-- START OF Entries --

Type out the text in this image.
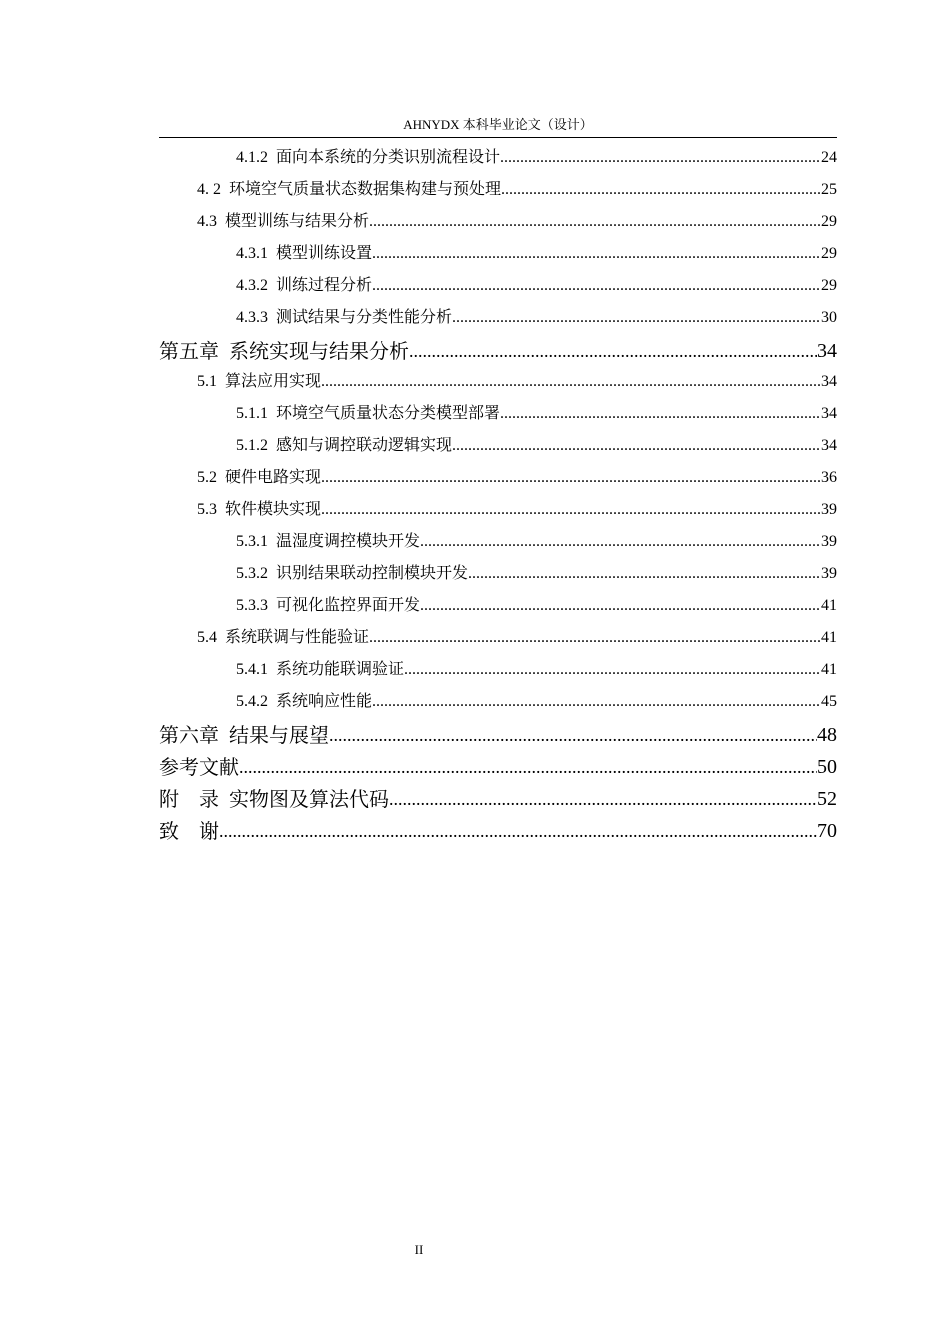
AHNYDX 本科毕业论文（设计）
4.1.2 面向本系统的分类识别流程设计 .....	24
4. 2 环境空气质量状态数据集构建与预处理 .....	25
4.3 模型训练与结果分析 .....	29
4.3.1 模型训练设置 .....	29
4.3.2 训练过程分析 .....	29
4.3.3 测试结果与分类性能分析 .....	30
第五章 系统实现与结果分析 .....	34
5.1 算法应用实现 .....	34
5.1.1 环境空气质量状态分类模型部署 .....	34
5.1.2 感知与调控联动逻辑实现 .....	34
5.2 硬件电路实现 .....	36
5.3 软件模块实现 .....	39
5.3.1 温湿度调控模块开发 .....	39
5.3.2 识别结果联动控制模块开发 .....	39
5.3.3 可视化监控界面开发 .....	41
5.4 系统联调与性能验证 .....	41
5.4.1 系统功能联调验证 .....	41
5.4.2 系统响应性能 .....	45
第六章 结果与展望 .....	48
参考文献 .....	50
附　录 实物图及算法代码 .....	52
致　谢 .....	70
II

-- END OF Entries --

(Exercise requirements): Repeat the material above verbatim, with no pictures in the output.

(Answer for this exercise):
Type out the text in this image.
AHNYDX 本科毕业论文（设计）
4.1.2 面向本系统的分类识别流程设计 .....	24
4. 2 环境空气质量状态数据集构建与预处理 .....	25
4.3 模型训练与结果分析 .....	29
4.3.1 模型训练设置 .....	29
4.3.2 训练过程分析 .....	29
4.3.3 测试结果与分类性能分析 .....	30
第五章 系统实现与结果分析 .....	34
5.1 算法应用实现 .....	34
5.1.1 环境空气质量状态分类模型部署 .....	34
5.1.2 感知与调控联动逻辑实现 .....	34
5.2 硬件电路实现 .....	36
5.3 软件模块实现 .....	39
5.3.1 温湿度调控模块开发 .....	39
5.3.2 识别结果联动控制模块开发 .....	39
5.3.3 可视化监控界面开发 .....	41
5.4 系统联调与性能验证 .....	41
5.4.1 系统功能联调验证 .....	41
5.4.2 系统响应性能 .....	45
第六章 结果与展望 .....	48
参考文献 .....	50
附　录 实物图及算法代码 .....	52
致　谢 .....	70
II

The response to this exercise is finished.